WRITTEN TASK >> Write the entries below out again exactly; any picture in them stays out.

LISTED ENTRIES >>
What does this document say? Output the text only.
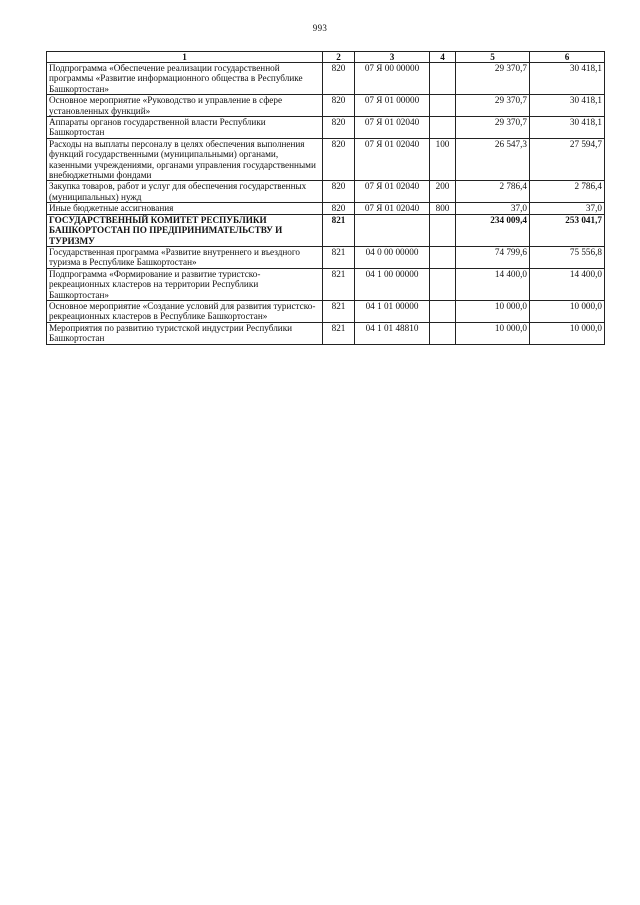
993
1	2	3	4	5	6
Подпрограмма «Обеспечение реализации государственной программы «Развитие информационного общества в Республике Башкортостан»	820	07 Я 00 00000		29 370,7	30 418,1
Основное мероприятие «Руководство и управление в сфере установленных функций»	820	07 Я 01 00000		29 370,7	30 418,1
Аппараты органов государственной власти Республики Башкортостан	820	07 Я 01 02040		29 370,7	30 418,1
Расходы на выплаты персоналу в целях обеспечения выполнения функций государственными (муниципальными) органами, казенными учреждениями, органами управления государственными внебюджетными фондами	820	07 Я 01 02040	100	26 547,3	27 594,7
Закупка товаров, работ и услуг для обеспечения государственных (муниципальных) нужд	820	07 Я 01 02040	200	2 786,4	2 786,4
Иные бюджетные ассигнования	820	07 Я 01 02040	800	37,0	37,0
ГОСУДАРСТВЕННЫЙ КОМИТЕТ РЕСПУБЛИКИ БАШКОРТОСТАН ПО ПРЕДПРИНИМАТЕЛЬСТВУ И ТУРИЗМУ	821			234 009,4	253 041,7
Государственная программа «Развитие внутреннего и въездного туризма в Республике Башкортостан»	821	04 0 00 00000		74 799,6	75 556,8
Подпрограмма «Формирование и развитие туристско-рекреационных кластеров на территории Республики Башкортостан»	821	04 1 00 00000		14 400,0	14 400,0
Основное мероприятие «Создание условий для развития туристско-рекреационных кластеров в Республике Башкортостан»	821	04 1 01 00000		10 000,0	10 000,0
Мероприятия по развитию туристской индустрии Республики Башкортостан	821	04 1 01 48810		10 000,0	10 000,0
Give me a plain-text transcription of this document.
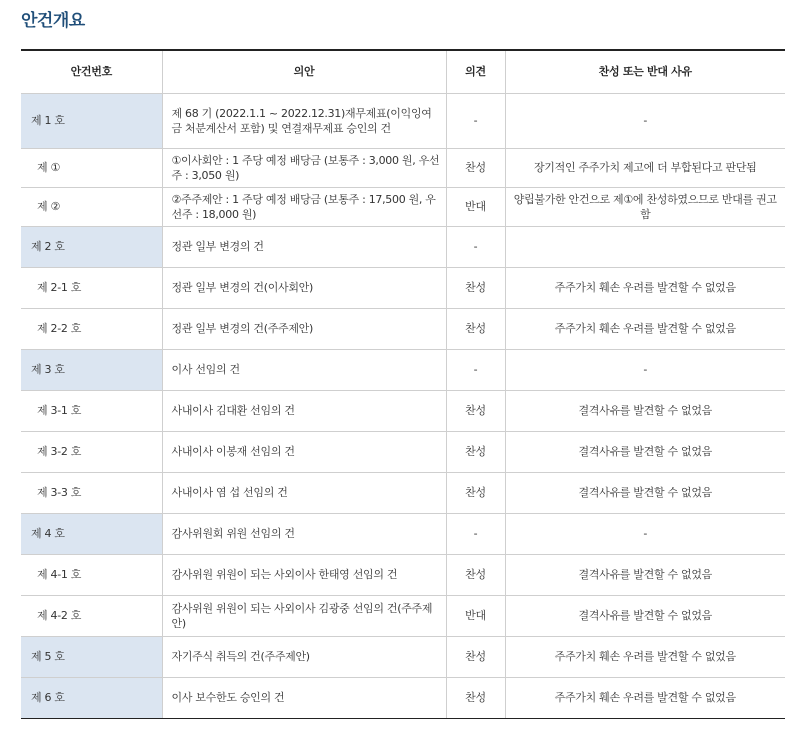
안건개요
안건번호	의안	의견	찬성 또는 반대 사유
제 1 호	제 68 기 (2022.1.1 ~ 2022.12.31)재무제표(이익잉여금 처분계산서 포함) 및 연결재무제표 승인의 건	-	-
제 ①	①이사회안 : 1 주당 예정 배당금 (보통주 : 3,000 원, 우선주 : 3,050 원)	찬성	장기적인 주주가치 제고에 더 부합된다고 판단됨
제 ②	②주주제안 : 1 주당 예정 배당금 (보통주 : 17,500 원, 우선주 : 18,000 원)	반대	양립불가한 안건으로 제①에 찬성하였으므로 반대를 권고함
제 2 호	정관 일부 변경의 건	-	
제 2-1 호	정관 일부 변경의 건(이사회안)	찬성	주주가치 훼손 우려를 발견할 수 없었음
제 2-2 호	정관 일부 변경의 건(주주제안)	찬성	주주가치 훼손 우려를 발견할 수 없었음
제 3 호	이사 선임의 건	-	-
제 3-1 호	사내이사 김대환 선임의 건	찬성	결격사유를 발견할 수 없었음
제 3-2 호	사내이사 이봉재 선임의 건	찬성	결격사유를 발견할 수 없었음
제 3-3 호	사내이사 염 섭 선임의 건	찬성	결격사유를 발견할 수 없었음
제 4 호	감사위원회 위원 선임의 건	-	-
제 4-1 호	감사위원 위원이 되는 사외이사 한태영 선임의 건	찬성	결격사유를 발견할 수 없었음
제 4-2 호	감사위원 위원이 되는 사외이사 김광중 선임의 건(주주제안)	반대	결격사유를 발견할 수 없었음
제 5 호	자기주식 취득의 건(주주제안)	찬성	주주가치 훼손 우려를 발견할 수 없었음
제 6 호	이사 보수한도 승인의 건	찬성	주주가치 훼손 우려를 발견할 수 없었음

THE COMPLETED TASK >>
What does this document say? Output the text only.
993
1	2	3	4	5	6
Подпрограмма «Обеспечение реализации государственной программы «Развитие информационного общества в Республике Башкортостан»	820	07 Я 00 00000		29 370,7	30 418,1
Основное мероприятие «Руководство и управление в сфере установленных функций»	820	07 Я 01 00000		29 370,7	30 418,1
Аппараты органов государственной власти Республики Башкортостан	820	07 Я 01 02040		29 370,7	30 418,1
Расходы на выплаты персоналу в целях обеспечения выполнения функций государственными (муниципальными) органами, казенными учреждениями, органами управления государственными внебюджетными фондами	820	07 Я 01 02040	100	26 547,3	27 594,7
Закупка товаров, работ и услуг для обеспечения государственных (муниципальных) нужд	820	07 Я 01 02040	200	2 786,4	2 786,4
Иные бюджетные ассигнования	820	07 Я 01 02040	800	37,0	37,0
ГОСУДАРСТВЕННЫЙ КОМИТЕТ РЕСПУБЛИКИ БАШКОРТОСТАН ПО ПРЕДПРИНИМАТЕЛЬСТВУ И ТУРИЗМУ	821			234 009,4	253 041,7
Государственная программа «Развитие внутреннего и въездного туризма в Республике Башкортостан»	821	04 0 00 00000		74 799,6	75 556,8
Подпрограмма «Формирование и развитие туристско-рекреационных кластеров на территории Республики Башкортостан»	821	04 1 00 00000		14 400,0	14 400,0
Основное мероприятие «Создание условий для развития туристско-рекреационных кластеров в Республике Башкортостан»	821	04 1 01 00000		10 000,0	10 000,0
Мероприятия по развитию туристской индустрии Республики Башкортостан	821	04 1 01 48810		10 000,0	10 000,0
Give me a plain-text transcription of this document.
안건개요
안건번호	의안	의견	찬성 또는 반대 사유
제 1 호	제 68 기 (2022.1.1 ~ 2022.12.31)재무제표(이익잉여금 처분계산서 포함) 및 연결재무제표 승인의 건	-	-
제 ①	①이사회안 : 1 주당 예정 배당금 (보통주 : 3,000 원, 우선주 : 3,050 원)	찬성	장기적인 주주가치 제고에 더 부합된다고 판단됨
제 ②	②주주제안 : 1 주당 예정 배당금 (보통주 : 17,500 원, 우선주 : 18,000 원)	반대	양립불가한 안건으로 제①에 찬성하였으므로 반대를 권고함
제 2 호	정관 일부 변경의 건	-	
제 2-1 호	정관 일부 변경의 건(이사회안)	찬성	주주가치 훼손 우려를 발견할 수 없었음
제 2-2 호	정관 일부 변경의 건(주주제안)	찬성	주주가치 훼손 우려를 발견할 수 없었음
제 3 호	이사 선임의 건	-	-
제 3-1 호	사내이사 김대환 선임의 건	찬성	결격사유를 발견할 수 없었음
제 3-2 호	사내이사 이봉재 선임의 건	찬성	결격사유를 발견할 수 없었음
제 3-3 호	사내이사 염 섭 선임의 건	찬성	결격사유를 발견할 수 없었음
제 4 호	감사위원회 위원 선임의 건	-	-
제 4-1 호	감사위원 위원이 되는 사외이사 한태영 선임의 건	찬성	결격사유를 발견할 수 없었음
제 4-2 호	감사위원 위원이 되는 사외이사 김광중 선임의 건(주주제안)	반대	결격사유를 발견할 수 없었음
제 5 호	자기주식 취득의 건(주주제안)	찬성	주주가치 훼손 우려를 발견할 수 없었음
제 6 호	이사 보수한도 승인의 건	찬성	주주가치 훼손 우려를 발견할 수 없었음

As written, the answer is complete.